**Text provided**.
########

I don't think agree with Holt's criteria for distinguishing behavior from movement. The example of the antenna (or *any* passive and maybe even purely *reactive*)  demonstrates that such things behave. The passive and reactive sense of behaving is necessary for me in order to get at the hidden states, memory-laden, hysterical (hysteretical?), processes I think we need in order to approach human thought. If, e.g. an inductor, can be considered "behaving" according to Holt's criteria, then it might be OK. But if an inductor's or capacitor's behavior is classified as "mere movement", then no, I disagree.

########

**Material provided**.
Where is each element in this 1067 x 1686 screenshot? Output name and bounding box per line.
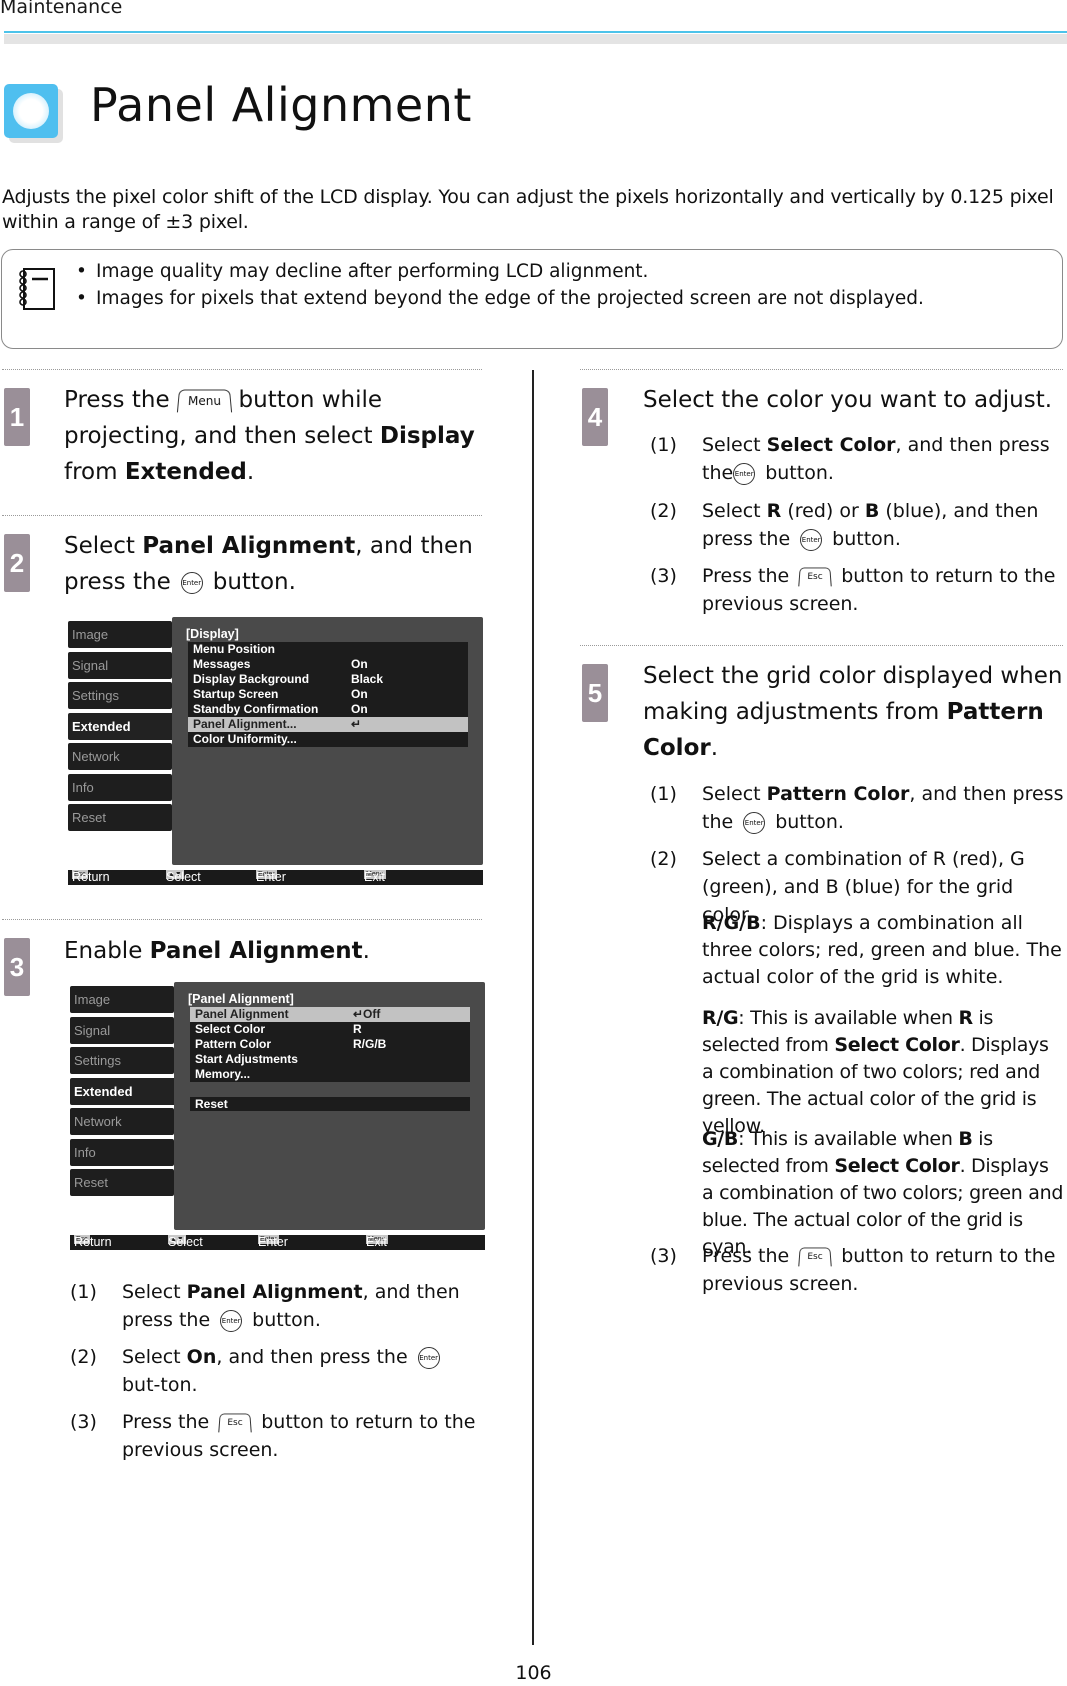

########

**What you will do**.
1) In the note on Holt's criteria, rewrite the stretch from "I don't think" through "no, I disagree.", putting "resistor" in place of "inductor".
2) Condense the paragraph beginning "I don't think agree with Holt's criteria" in the note on Holt's criteria into a short bulleted list that keeps its main points.

**Answers for this exercise**.
1)
I don't think agree with Holt's criteria for distinguishing behavior from movement. The example of the antenna (or *any* passive and maybe even purely *reactive*)  demonstrates that such things behave. The passive and reactive sense of behaving is necessary for me in order to get at the hidden states, memory-laden, hysterical (hysteretical?), processes I think we need in order to approach human thought. If, e.g. an resistor, can be considered "behaving" according to Holt's criteria, then it might be OK. But if an resistor's or capacitor's behavior is classified as "mere movement", then no, I disagree.

2)
- The writer disagrees with Holt's criteria for distinguishing behavior from movement.
- The antenna example, or anything passive or perhaps purely reactive, shows that such things behave.
- This passive, reactive sense of behaving is needed to get at the hidden, memory-laden, hysteretical processes the writer thinks are required to approach human thought.
- If an inductor counts as "behaving" under Holt's criteria, that might be acceptable; if an inductor's or capacitor's behavior is called "mere movement", the writer disagrees.